Task 1 »
Write out the passage on The Sleeper word for word from "The Sleeper is" to "by Gillian White.".
Task 2 »
Recast the entries from the line with "table-cell: A02 — [714, 142, 743, 157]" to the line with "svg-text:*: * — [292, 388, 301, 413]", both included, as a JSON list of strings with one string per line and no blank lines.

Passage given »
::::::
- Genre: Crime drama
- Created by: Gillian White
- Written by: Gwyneth Hughes
- Directed by: Stuart Orme
- Starring: Eileen Atkins; Anna Massey; George Cole; Michelle Collins; Ciarán Hinds; Annabelle Apsion; Elizabeth Spriggs; Simon Chandler; Eric Byrne; Julia Deakin;
- Composer: Colin Towns
- Country of origin: United Kingdom
- Original language: English
- No. of series: 1
- No. of episodes: 2

Production
- Executive producer: Pippa Harris
- Producer: Joy Spink
- Cinematography: Derek Suter
- Editor: Ardan Fisher
- Running time: 60 minutes
- Production company: BBC Worldwide

Original release
- Network: BBC1
- Release: 26 December – 27 December 2000

= The Sleeper (2000 film) =

The Sleeper is a single British television crime drama film, written by Gwyneth Hughes and directed by Stuart Orme, that first broadcast on BBC1 on 26 December 2000. The film was initially broadcast in two parts, and is based on the novel by Gillian White.
::::::
(Collected data)
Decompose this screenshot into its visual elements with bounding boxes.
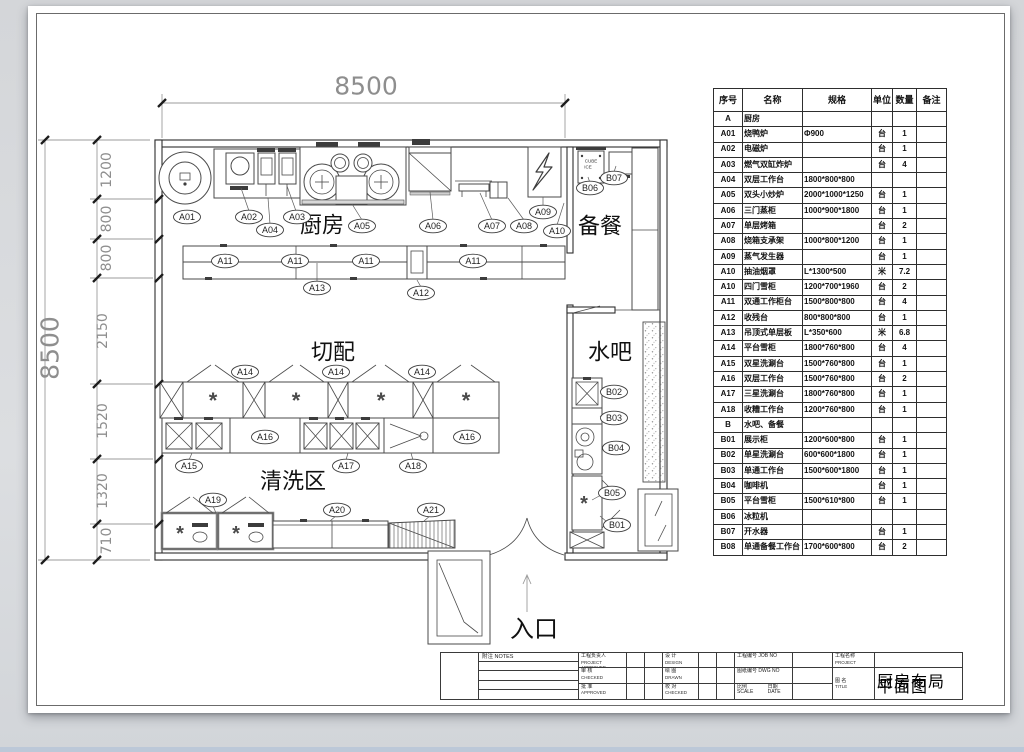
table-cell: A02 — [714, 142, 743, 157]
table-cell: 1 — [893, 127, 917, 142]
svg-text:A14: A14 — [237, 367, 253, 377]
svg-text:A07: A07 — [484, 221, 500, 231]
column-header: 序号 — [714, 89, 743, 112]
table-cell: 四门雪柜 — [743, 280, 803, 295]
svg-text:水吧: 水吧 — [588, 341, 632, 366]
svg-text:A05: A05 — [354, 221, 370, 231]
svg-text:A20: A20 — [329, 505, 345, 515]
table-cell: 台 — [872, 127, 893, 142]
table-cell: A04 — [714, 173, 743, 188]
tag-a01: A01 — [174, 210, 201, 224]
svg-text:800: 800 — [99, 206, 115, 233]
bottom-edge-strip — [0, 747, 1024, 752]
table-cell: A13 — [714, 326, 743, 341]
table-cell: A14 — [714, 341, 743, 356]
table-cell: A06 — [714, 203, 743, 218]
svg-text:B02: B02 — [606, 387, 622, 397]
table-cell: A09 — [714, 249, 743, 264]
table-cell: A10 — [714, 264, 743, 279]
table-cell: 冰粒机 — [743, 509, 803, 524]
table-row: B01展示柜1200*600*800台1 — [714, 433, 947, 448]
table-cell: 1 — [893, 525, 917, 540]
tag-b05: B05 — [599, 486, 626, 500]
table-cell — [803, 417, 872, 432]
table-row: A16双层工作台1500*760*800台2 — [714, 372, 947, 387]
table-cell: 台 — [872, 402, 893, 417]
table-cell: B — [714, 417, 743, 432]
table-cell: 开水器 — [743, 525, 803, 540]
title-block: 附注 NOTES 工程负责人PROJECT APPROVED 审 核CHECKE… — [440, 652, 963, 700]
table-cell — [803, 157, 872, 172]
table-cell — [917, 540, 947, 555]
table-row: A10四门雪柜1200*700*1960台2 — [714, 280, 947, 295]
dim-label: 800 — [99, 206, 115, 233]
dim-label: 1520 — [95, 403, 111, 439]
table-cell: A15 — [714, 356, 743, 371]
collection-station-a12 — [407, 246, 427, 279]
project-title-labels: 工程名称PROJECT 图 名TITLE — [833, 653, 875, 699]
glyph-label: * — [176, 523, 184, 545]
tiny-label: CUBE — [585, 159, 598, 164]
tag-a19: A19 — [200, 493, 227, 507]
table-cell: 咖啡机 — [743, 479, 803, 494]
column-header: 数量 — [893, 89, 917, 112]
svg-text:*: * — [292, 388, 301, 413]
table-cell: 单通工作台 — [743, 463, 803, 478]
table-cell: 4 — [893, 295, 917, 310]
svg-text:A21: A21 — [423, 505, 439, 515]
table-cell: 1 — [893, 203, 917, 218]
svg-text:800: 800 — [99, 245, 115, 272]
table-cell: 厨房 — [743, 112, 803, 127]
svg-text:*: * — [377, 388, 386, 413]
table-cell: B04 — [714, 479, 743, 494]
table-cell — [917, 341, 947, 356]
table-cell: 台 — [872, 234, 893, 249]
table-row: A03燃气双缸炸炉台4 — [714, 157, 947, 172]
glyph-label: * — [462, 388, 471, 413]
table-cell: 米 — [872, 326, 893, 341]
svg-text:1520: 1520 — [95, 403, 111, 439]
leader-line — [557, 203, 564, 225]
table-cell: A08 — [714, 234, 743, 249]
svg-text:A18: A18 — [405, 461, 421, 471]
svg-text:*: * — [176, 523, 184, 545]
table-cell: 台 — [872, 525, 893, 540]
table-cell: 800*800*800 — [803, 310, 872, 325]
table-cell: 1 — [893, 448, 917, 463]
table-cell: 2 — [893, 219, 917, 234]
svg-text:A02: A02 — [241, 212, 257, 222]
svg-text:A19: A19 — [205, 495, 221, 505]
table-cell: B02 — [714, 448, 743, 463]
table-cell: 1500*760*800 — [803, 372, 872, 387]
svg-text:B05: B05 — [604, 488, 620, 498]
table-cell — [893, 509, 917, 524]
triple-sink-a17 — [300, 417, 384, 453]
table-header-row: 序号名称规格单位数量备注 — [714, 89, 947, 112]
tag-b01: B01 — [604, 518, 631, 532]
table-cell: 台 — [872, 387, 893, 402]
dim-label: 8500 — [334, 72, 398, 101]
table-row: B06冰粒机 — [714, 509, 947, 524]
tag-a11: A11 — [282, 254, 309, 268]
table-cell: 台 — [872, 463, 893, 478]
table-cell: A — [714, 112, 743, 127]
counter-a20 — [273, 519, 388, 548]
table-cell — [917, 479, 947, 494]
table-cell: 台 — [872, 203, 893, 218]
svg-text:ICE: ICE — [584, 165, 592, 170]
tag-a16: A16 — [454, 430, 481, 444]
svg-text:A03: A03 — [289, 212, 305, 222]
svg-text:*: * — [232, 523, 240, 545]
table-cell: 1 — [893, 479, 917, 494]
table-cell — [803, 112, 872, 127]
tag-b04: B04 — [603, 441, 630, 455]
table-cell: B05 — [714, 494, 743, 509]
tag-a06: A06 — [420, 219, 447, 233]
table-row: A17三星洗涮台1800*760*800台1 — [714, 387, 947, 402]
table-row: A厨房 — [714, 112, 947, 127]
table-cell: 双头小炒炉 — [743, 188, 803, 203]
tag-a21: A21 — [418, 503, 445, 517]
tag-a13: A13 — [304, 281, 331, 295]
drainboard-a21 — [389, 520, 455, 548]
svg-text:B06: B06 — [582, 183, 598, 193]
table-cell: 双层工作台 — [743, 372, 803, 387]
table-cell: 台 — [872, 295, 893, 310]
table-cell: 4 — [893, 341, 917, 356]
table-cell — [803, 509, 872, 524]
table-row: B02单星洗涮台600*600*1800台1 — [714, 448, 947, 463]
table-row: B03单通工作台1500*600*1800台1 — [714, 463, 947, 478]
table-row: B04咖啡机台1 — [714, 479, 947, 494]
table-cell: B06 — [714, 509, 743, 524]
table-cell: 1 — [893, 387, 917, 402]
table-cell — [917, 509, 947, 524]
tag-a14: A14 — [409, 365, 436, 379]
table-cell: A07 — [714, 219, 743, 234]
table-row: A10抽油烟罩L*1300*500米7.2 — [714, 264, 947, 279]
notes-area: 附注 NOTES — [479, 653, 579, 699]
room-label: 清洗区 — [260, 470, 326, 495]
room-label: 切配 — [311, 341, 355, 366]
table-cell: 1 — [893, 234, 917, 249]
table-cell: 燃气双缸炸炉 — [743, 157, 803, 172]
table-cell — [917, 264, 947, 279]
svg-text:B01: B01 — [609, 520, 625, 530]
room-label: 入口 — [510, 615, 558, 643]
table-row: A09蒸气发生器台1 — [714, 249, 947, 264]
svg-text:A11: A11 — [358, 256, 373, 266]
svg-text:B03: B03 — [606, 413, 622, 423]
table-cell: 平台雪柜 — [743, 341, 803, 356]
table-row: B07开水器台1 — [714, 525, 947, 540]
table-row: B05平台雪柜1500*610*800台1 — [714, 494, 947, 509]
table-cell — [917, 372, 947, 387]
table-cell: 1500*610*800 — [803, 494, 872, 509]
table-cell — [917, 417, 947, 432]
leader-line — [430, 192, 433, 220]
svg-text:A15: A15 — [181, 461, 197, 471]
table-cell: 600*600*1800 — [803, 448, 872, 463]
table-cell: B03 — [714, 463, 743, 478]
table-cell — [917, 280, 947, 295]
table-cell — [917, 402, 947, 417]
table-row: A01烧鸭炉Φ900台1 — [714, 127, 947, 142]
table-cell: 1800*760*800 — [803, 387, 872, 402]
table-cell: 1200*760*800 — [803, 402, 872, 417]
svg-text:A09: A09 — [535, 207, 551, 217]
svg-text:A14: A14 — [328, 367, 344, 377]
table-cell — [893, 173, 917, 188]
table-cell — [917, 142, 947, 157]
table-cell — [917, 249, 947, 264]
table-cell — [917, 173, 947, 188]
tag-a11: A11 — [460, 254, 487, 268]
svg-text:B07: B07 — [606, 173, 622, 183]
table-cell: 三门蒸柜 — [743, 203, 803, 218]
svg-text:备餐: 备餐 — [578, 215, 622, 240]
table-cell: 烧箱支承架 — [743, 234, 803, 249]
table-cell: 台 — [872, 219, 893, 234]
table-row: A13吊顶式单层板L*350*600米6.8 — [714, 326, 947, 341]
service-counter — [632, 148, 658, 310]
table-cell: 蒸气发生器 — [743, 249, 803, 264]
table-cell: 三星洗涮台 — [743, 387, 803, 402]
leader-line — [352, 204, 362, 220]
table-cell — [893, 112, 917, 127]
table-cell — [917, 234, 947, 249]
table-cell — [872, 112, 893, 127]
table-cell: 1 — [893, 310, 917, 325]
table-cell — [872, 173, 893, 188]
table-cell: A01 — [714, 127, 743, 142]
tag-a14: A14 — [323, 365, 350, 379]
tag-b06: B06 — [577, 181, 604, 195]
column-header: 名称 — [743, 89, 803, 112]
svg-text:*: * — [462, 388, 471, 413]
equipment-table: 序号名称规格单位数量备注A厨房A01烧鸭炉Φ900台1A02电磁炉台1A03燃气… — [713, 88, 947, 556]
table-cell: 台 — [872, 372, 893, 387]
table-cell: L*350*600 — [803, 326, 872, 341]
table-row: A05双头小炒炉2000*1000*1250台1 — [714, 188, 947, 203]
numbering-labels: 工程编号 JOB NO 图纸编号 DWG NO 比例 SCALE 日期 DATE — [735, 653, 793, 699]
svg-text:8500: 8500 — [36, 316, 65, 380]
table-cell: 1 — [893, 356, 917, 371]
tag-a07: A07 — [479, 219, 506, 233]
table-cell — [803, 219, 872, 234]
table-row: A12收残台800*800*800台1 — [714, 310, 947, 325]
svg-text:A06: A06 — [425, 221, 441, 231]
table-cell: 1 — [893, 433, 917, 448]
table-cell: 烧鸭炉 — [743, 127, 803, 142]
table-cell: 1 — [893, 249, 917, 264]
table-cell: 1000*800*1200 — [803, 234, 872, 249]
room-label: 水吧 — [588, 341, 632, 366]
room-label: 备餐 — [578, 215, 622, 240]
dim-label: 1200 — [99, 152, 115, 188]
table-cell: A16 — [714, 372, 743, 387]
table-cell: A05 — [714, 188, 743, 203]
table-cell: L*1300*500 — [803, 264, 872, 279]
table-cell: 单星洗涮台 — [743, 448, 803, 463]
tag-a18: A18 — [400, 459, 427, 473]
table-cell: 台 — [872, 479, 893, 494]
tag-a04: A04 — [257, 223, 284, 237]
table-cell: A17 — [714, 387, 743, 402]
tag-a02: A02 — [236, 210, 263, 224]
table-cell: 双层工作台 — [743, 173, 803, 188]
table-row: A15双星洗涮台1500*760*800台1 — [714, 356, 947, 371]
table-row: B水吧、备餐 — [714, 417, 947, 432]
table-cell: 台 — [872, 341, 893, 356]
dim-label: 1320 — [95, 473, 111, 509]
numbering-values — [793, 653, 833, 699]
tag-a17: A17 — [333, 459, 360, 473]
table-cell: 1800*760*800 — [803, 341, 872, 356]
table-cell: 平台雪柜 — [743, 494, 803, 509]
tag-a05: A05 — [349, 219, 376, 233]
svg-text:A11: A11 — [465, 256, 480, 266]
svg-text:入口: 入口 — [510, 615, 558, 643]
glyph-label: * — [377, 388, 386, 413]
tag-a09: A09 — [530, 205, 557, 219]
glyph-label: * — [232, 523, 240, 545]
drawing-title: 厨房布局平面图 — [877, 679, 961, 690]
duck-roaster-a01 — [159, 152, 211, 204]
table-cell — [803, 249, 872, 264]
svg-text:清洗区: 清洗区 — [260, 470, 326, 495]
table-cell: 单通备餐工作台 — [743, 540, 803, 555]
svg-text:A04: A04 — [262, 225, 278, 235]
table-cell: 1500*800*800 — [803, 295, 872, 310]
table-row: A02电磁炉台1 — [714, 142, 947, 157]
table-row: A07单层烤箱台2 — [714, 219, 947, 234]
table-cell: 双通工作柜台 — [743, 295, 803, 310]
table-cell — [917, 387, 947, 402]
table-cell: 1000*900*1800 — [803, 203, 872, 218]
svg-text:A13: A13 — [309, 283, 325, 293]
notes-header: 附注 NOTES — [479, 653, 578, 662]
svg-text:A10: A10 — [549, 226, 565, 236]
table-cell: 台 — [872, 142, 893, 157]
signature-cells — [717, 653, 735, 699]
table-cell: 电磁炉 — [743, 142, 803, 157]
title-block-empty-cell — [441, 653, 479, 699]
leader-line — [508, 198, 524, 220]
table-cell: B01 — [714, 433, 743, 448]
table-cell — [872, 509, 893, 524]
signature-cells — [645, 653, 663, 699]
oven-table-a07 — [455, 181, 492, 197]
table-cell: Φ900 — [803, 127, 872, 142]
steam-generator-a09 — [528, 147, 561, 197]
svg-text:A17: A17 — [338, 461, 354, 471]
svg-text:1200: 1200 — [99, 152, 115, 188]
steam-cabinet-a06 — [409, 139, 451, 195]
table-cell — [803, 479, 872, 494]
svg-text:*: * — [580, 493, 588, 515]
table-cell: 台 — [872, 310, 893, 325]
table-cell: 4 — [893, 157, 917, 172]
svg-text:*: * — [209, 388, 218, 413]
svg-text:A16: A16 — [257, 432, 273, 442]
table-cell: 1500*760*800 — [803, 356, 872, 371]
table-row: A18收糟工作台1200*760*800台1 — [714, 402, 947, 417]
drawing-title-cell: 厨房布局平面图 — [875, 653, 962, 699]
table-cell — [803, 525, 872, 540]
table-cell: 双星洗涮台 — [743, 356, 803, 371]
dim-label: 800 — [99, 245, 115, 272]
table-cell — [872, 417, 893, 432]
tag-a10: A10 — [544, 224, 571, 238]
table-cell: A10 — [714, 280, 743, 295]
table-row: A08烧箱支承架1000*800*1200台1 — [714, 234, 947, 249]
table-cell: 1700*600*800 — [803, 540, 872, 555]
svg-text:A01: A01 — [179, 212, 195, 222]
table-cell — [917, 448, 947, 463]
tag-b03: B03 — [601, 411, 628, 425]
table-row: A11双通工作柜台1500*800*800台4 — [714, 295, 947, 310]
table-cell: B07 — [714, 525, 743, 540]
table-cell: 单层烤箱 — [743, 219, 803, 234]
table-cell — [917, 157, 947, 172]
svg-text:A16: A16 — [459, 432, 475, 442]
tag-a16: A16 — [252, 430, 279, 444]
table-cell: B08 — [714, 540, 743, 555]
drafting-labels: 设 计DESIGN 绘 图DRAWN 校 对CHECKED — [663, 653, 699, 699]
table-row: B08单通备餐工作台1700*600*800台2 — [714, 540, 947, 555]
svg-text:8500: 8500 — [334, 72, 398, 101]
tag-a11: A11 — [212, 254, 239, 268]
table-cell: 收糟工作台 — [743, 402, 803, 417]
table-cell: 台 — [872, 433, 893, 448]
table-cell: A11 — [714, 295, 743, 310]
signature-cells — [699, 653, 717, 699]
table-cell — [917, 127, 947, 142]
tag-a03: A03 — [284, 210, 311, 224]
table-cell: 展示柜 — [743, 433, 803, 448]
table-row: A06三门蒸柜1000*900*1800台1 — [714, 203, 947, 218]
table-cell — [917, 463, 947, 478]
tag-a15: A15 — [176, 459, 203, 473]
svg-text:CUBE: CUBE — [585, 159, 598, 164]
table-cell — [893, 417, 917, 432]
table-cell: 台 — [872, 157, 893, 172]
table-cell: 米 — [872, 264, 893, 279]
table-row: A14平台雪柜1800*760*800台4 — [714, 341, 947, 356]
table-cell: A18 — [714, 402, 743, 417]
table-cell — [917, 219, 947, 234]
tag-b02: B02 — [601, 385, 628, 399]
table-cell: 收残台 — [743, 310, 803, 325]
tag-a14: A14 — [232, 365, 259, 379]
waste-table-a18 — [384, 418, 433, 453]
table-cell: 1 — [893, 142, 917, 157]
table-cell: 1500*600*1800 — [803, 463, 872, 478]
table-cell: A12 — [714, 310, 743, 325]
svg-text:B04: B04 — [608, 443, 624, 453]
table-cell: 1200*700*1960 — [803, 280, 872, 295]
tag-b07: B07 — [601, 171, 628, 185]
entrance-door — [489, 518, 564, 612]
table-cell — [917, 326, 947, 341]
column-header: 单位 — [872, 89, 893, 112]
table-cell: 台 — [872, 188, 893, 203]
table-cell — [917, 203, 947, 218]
::::::
Full response 1 »
The Sleeper is a single British television crime drama film, written by Gwyneth Hughes and directed by Stuart Orme, that first broadcast on BBC1 on 26 December 2000. The film was initially broadcast in two parts, and is based on the novel by Gillian White.

Full response 2 »
[
  "table-cell: A02 — [714, 142, 743, 157]",
  "table-cell: 1 — [893, 127, 917, 142]",
  "svg-text:A14: A14 — [237, 367, 253, 377]",
  "svg-text:A07: A07 — [484, 221, 500, 231]",
  "column-header: 序号 — [714, 89, 743, 112]",
  "table-cell: 四门雪柜 — [743, 280, 803, 295]",
  "svg-text:水吧: 水吧 — [588, 341, 632, 366]",
  "svg-text:A05: A05 — [354, 221, 370, 231]",
  "svg-text:A20: A20 — [329, 505, 345, 515]",
  "table-cell: 台 — [872, 127, 893, 142]",
  "table-cell: A04 — [714, 173, 743, 188]",
  "tag-a01: A01 — [174, 210, 201, 224]",
  "svg-text:800: 800 — [99, 206, 115, 233]",
  "bottom-edge-strip — [0, 747, 1024, 752]",
  "table-cell: A13 — [714, 326, 743, 341]",
  "table-cell: A14 — [714, 341, 743, 356]",
  "table-cell: A06 — [714, 203, 743, 218]",
  "svg-text:B02: B02 — [606, 387, 622, 397]",
  "table-cell: A09 — [714, 249, 743, 264]",
  "table-cell: A10 — [714, 264, 743, 279]",
  "table-cell: 冰粒机 — [743, 509, 803, 524]",
  "table-row: B01展示柜1200*600*800台1 — [714, 433, 947, 448]",
  "table-cell: 1 — [893, 525, 917, 540]",
  "tag-b05: B05 — [599, 486, 626, 500]",
  "table-cell — [803, 417, 872, 432]",
  "table-row: A16双层工作台1500*760*800台2 — [714, 372, 947, 387]",
  "table-cell: 台 — [872, 402, 893, 417]",
  "table-cell: B — [714, 417, 743, 432]",
  "table-cell: 开水器 — [743, 525, 803, 540]",
  "title-block: 附注 NOTES 工程负责人PROJECT APPROVED 审 核CHECKE… — [440, 652, 963, 700]",
  "table-cell — [803, 157, 872, 172]",
  "table-cell — [917, 540, 947, 555]",
  "table-row: A10四门雪柜1200*700*1960台2 — [714, 280, 947, 295]",
  "dim-label: 800 — [99, 206, 115, 233]",
  "dim-label: 1520 — [95, 403, 111, 439]",
  "table-cell: A15 — [714, 356, 743, 371]",
  "collection-station-a12 — [407, 246, 427, 279]",
  "project-title-labels: 工程名称PROJECT 图 名TITLE — [833, 653, 875, 699]",
  "glyph-label: * — [176, 523, 184, 545]",
  "tiny-label: CUBE — [585, 159, 598, 164]",
  "tag-a19: A19 — [200, 493, 227, 507]",
  "table-cell: 咖啡机 — [743, 479, 803, 494]",
  "column-header: 数量 — [893, 89, 917, 112]",
  "svg-text:*: * — [292, 388, 301, 413]"
]